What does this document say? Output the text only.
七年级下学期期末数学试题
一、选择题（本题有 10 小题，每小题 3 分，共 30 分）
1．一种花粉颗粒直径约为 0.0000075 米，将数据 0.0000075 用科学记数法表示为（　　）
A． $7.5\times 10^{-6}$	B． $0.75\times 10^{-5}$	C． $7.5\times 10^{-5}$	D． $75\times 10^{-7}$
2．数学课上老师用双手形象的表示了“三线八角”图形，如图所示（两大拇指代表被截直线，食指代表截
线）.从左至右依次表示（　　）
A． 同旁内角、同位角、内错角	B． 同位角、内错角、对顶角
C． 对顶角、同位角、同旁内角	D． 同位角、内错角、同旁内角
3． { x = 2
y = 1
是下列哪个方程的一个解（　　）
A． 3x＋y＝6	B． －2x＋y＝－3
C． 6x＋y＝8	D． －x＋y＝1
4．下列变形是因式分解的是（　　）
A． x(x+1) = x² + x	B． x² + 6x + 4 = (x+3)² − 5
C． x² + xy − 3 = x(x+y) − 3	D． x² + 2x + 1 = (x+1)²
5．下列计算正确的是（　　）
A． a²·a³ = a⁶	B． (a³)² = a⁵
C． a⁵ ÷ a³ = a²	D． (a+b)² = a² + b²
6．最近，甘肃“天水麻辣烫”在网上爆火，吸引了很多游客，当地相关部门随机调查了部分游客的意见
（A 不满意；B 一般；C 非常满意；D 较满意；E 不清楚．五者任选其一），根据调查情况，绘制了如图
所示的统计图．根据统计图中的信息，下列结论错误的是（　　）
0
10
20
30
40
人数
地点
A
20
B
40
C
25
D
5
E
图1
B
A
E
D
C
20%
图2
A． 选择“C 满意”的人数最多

▬▬▬▬▬▬

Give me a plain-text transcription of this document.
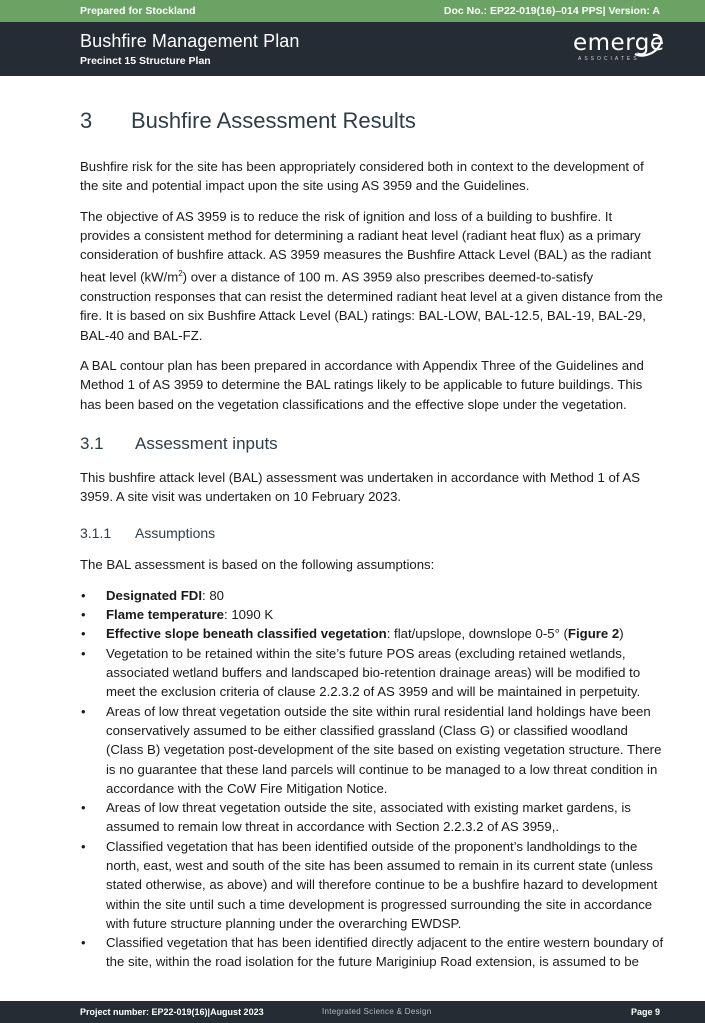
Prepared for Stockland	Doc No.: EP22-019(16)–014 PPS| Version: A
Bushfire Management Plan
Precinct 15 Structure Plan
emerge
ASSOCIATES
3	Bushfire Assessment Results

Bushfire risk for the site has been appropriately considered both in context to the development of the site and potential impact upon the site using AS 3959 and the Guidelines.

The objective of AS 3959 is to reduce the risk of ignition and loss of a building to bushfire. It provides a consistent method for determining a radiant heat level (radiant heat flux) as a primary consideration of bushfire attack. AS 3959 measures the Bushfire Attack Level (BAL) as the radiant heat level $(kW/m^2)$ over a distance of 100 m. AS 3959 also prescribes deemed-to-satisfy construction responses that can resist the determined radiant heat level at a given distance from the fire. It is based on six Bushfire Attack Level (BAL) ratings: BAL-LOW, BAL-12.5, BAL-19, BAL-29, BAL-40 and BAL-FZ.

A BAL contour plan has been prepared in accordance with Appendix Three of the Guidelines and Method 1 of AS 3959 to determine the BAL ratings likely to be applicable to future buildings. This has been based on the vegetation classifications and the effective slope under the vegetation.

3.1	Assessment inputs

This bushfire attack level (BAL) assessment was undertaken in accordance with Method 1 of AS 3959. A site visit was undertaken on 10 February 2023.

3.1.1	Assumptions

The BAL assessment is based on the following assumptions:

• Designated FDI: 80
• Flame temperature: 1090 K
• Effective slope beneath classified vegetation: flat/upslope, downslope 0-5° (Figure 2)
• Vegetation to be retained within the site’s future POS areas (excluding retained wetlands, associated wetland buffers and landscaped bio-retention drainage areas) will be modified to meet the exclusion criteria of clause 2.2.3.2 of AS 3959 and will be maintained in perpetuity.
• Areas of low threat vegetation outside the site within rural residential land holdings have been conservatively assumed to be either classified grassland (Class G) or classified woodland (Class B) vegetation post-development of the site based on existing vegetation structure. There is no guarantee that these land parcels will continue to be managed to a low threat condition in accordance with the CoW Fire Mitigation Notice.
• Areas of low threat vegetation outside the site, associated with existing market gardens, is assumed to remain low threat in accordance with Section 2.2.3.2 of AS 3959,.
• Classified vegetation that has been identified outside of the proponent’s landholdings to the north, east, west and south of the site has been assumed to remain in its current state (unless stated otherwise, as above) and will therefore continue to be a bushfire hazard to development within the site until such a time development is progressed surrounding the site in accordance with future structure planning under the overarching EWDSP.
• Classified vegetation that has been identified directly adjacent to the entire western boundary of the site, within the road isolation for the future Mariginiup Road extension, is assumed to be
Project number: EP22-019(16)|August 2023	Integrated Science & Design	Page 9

▬▬▬▬▬▬

**EXERCISE**:
Search the lines above for the string "level", then show every one that has it.

**OUTPUT FOR THIS TASK**:
The objective of AS 3959 is to reduce the risk of ignition and loss of a building to bushfire. It provides a consistent method for determining a radiant heat level (radiant heat flux) as a primary consideration of bushfire attack. AS 3959 measures the Bushfire Attack Level (BAL) as the radiant heat level $(kW/m^2)$ over a distance of 100 m. AS 3959 also prescribes deemed-to-satisfy construction responses that can resist the determined radiant heat level at a given distance from the fire. It is based on six Bushfire Attack Level (BAL) ratings: BAL-LOW, BAL-12.5, BAL-19, BAL-29, BAL-40 and BAL-FZ.
This bushfire attack level (BAL) assessment was undertaken in accordance with Method 1 of AS 3959. A site visit was undertaken on 10 February 2023.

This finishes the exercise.